--- Start of DATASET ---

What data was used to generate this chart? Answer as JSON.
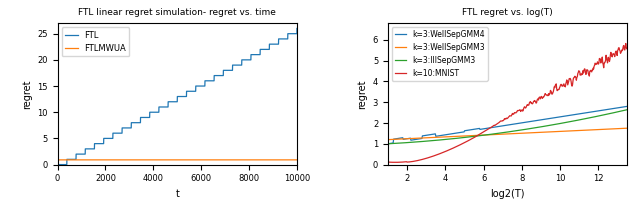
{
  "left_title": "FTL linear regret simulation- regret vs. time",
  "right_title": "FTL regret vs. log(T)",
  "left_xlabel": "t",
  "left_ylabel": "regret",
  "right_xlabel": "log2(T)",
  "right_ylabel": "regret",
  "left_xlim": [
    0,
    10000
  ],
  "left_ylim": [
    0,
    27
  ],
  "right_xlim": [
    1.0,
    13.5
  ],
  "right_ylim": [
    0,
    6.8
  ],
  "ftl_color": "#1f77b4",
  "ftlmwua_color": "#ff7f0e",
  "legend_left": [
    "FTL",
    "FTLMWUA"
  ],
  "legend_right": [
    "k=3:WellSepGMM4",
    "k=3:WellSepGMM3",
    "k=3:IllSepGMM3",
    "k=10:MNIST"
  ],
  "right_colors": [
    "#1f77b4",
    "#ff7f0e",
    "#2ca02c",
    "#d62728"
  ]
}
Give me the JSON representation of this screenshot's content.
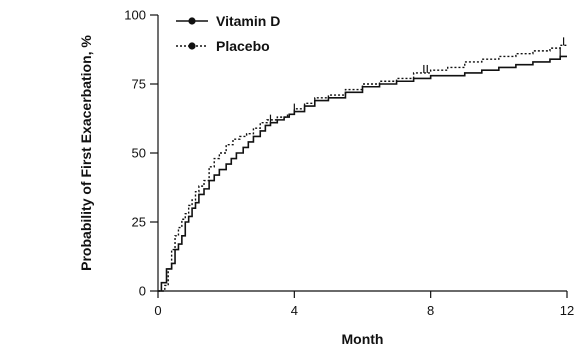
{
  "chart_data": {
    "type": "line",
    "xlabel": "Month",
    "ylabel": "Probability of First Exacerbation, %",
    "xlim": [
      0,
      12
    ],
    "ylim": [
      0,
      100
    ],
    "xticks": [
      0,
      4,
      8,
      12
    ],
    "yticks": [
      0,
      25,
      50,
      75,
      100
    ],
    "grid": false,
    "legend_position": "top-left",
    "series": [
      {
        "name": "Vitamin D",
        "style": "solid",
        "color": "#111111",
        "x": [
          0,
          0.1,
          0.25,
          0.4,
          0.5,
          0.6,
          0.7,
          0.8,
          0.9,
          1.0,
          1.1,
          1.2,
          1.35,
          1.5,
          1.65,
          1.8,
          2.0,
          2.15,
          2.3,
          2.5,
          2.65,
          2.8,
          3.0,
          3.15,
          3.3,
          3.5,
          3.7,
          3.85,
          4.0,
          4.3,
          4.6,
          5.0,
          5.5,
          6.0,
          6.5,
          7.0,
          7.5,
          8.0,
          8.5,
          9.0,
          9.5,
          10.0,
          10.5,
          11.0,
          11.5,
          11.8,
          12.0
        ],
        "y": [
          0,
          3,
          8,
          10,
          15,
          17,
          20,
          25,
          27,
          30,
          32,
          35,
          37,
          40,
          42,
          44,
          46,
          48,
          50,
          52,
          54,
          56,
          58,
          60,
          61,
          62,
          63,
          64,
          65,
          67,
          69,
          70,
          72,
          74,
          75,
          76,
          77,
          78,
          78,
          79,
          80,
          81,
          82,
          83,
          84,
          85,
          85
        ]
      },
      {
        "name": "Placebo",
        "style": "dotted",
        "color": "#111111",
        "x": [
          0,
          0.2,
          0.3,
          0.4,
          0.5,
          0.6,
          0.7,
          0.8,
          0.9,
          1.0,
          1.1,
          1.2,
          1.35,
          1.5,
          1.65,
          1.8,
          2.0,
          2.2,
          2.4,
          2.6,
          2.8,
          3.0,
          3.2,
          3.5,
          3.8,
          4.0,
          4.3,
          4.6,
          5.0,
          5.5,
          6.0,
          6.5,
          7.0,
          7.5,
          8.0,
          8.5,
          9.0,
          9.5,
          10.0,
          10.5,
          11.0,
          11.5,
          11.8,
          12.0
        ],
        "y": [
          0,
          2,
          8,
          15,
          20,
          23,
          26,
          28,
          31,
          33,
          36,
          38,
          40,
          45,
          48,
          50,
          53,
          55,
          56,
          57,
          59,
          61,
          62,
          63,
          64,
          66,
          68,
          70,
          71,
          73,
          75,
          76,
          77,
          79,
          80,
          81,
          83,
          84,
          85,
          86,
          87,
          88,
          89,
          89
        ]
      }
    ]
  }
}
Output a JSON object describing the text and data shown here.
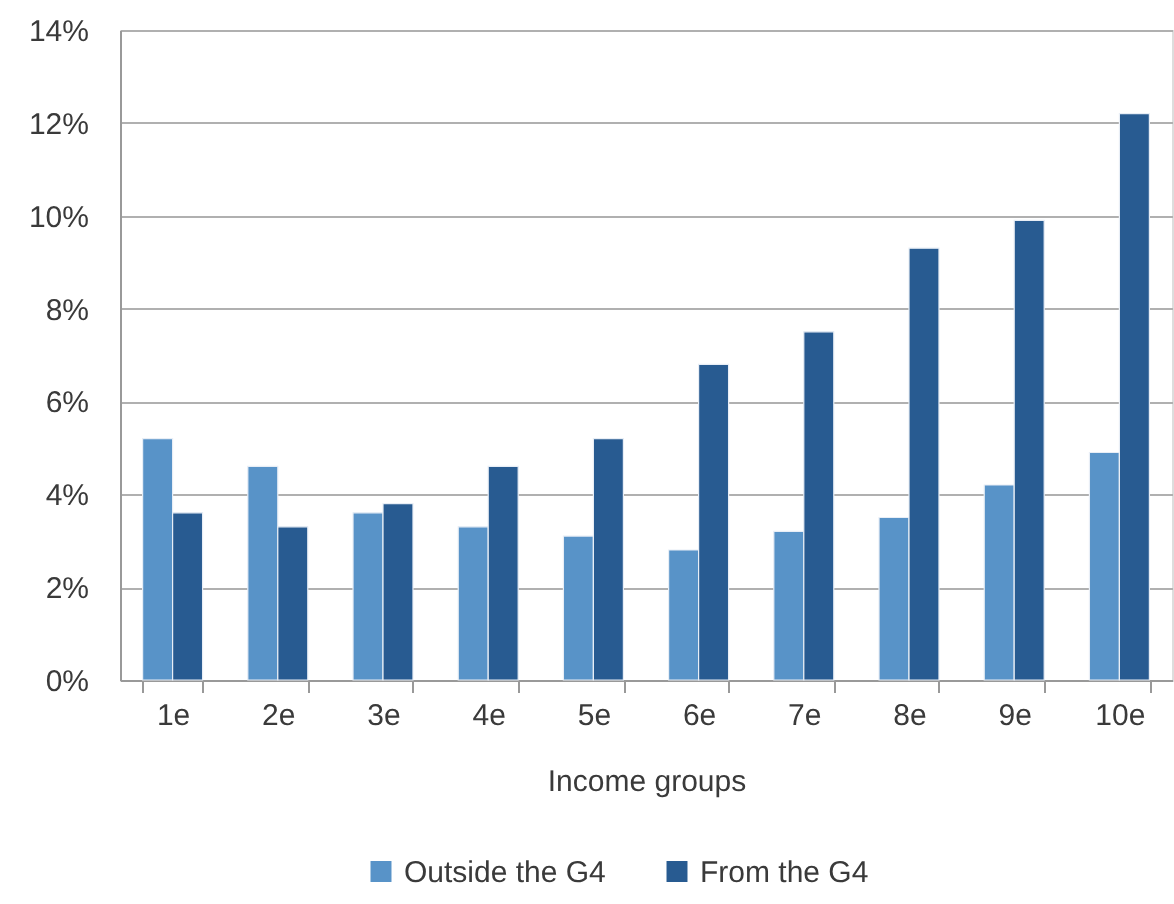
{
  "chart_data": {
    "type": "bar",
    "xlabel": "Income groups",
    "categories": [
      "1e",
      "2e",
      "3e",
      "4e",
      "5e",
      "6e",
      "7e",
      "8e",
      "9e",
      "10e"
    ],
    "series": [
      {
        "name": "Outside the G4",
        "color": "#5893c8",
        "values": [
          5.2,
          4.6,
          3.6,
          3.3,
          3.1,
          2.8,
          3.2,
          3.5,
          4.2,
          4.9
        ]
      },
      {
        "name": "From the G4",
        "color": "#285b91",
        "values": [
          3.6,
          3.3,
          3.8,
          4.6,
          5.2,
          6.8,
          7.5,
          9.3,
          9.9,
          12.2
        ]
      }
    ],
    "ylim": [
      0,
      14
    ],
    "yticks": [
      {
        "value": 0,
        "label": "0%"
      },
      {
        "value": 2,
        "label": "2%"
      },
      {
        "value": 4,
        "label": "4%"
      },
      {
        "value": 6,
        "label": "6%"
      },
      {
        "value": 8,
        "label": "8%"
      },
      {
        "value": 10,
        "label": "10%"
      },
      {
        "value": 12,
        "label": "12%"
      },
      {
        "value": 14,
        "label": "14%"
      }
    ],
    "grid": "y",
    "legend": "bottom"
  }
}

--- End of DATASET ---

■ JOB
Pictures are not part of the copy; output everything else in the records exactly.

■ RESULT FOR THIS EXERCISE
What data was used to generate this chart? Answer as JSON.
{
  "left_title": "FTL linear regret simulation- regret vs. time",
  "right_title": "FTL regret vs. log(T)",
  "left_xlabel": "t",
  "left_ylabel": "regret",
  "right_xlabel": "log2(T)",
  "right_ylabel": "regret",
  "left_xlim": [
    0,
    10000
  ],
  "left_ylim": [
    0,
    27
  ],
  "right_xlim": [
    1.0,
    13.5
  ],
  "right_ylim": [
    0,
    6.8
  ],
  "ftl_color": "#1f77b4",
  "ftlmwua_color": "#ff7f0e",
  "legend_left": [
    "FTL",
    "FTLMWUA"
  ],
  "legend_right": [
    "k=3:WellSepGMM4",
    "k=3:WellSepGMM3",
    "k=3:IllSepGMM3",
    "k=10:MNIST"
  ],
  "right_colors": [
    "#1f77b4",
    "#ff7f0e",
    "#2ca02c",
    "#d62728"
  ]
}
Give me the JSON representation of this screenshot's content.
{
  "chart_data": {
    "type": "line",
    "xlabel": "Month",
    "ylabel": "Probability of First Exacerbation, %",
    "xlim": [
      0,
      12
    ],
    "ylim": [
      0,
      100
    ],
    "xticks": [
      0,
      4,
      8,
      12
    ],
    "yticks": [
      0,
      25,
      50,
      75,
      100
    ],
    "grid": false,
    "legend_position": "top-left",
    "series": [
      {
        "name": "Vitamin D",
        "style": "solid",
        "color": "#111111",
        "x": [
          0,
          0.1,
          0.25,
          0.4,
          0.5,
          0.6,
          0.7,
          0.8,
          0.9,
          1.0,
          1.1,
          1.2,
          1.35,
          1.5,
          1.65,
          1.8,
          2.0,
          2.15,
          2.3,
          2.5,
          2.65,
          2.8,
          3.0,
          3.15,
          3.3,
          3.5,
          3.7,
          3.85,
          4.0,
          4.3,
          4.6,
          5.0,
          5.5,
          6.0,
          6.5,
          7.0,
          7.5,
          8.0,
          8.5,
          9.0,
          9.5,
          10.0,
          10.5,
          11.0,
          11.5,
          11.8,
          12.0
        ],
        "y": [
          0,
          3,
          8,
          10,
          15,
          17,
          20,
          25,
          27,
          30,
          32,
          35,
          37,
          40,
          42,
          44,
          46,
          48,
          50,
          52,
          54,
          56,
          58,
          60,
          61,
          62,
          63,
          64,
          65,
          67,
          69,
          70,
          72,
          74,
          75,
          76,
          77,
          78,
          78,
          79,
          80,
          81,
          82,
          83,
          84,
          85,
          85
        ]
      },
      {
        "name": "Placebo",
        "style": "dotted",
        "color": "#111111",
        "x": [
          0,
          0.2,
          0.3,
          0.4,
          0.5,
          0.6,
          0.7,
          0.8,
          0.9,
          1.0,
          1.1,
          1.2,
          1.35,
          1.5,
          1.65,
          1.8,
          2.0,
          2.2,
          2.4,
          2.6,
          2.8,
          3.0,
          3.2,
          3.5,
          3.8,
          4.0,
          4.3,
          4.6,
          5.0,
          5.5,
          6.0,
          6.5,
          7.0,
          7.5,
          8.0,
          8.5,
          9.0,
          9.5,
          10.0,
          10.5,
          11.0,
          11.5,
          11.8,
          12.0
        ],
        "y": [
          0,
          2,
          8,
          15,
          20,
          23,
          26,
          28,
          31,
          33,
          36,
          38,
          40,
          45,
          48,
          50,
          53,
          55,
          56,
          57,
          59,
          61,
          62,
          63,
          64,
          66,
          68,
          70,
          71,
          73,
          75,
          76,
          77,
          79,
          80,
          81,
          83,
          84,
          85,
          86,
          87,
          88,
          89,
          89
        ]
      }
    ]
  }
}
Output a JSON object describing the text and data shown here.
{
  "chart_data": {
    "type": "bar",
    "xlabel": "Income groups",
    "categories": [
      "1e",
      "2e",
      "3e",
      "4e",
      "5e",
      "6e",
      "7e",
      "8e",
      "9e",
      "10e"
    ],
    "series": [
      {
        "name": "Outside the G4",
        "color": "#5893c8",
        "values": [
          5.2,
          4.6,
          3.6,
          3.3,
          3.1,
          2.8,
          3.2,
          3.5,
          4.2,
          4.9
        ]
      },
      {
        "name": "From the G4",
        "color": "#285b91",
        "values": [
          3.6,
          3.3,
          3.8,
          4.6,
          5.2,
          6.8,
          7.5,
          9.3,
          9.9,
          12.2
        ]
      }
    ],
    "ylim": [
      0,
      14
    ],
    "yticks": [
      {
        "value": 0,
        "label": "0%"
      },
      {
        "value": 2,
        "label": "2%"
      },
      {
        "value": 4,
        "label": "4%"
      },
      {
        "value": 6,
        "label": "6%"
      },
      {
        "value": 8,
        "label": "8%"
      },
      {
        "value": 10,
        "label": "10%"
      },
      {
        "value": 12,
        "label": "12%"
      },
      {
        "value": 14,
        "label": "14%"
      }
    ],
    "grid": "y",
    "legend": "bottom"
  }
}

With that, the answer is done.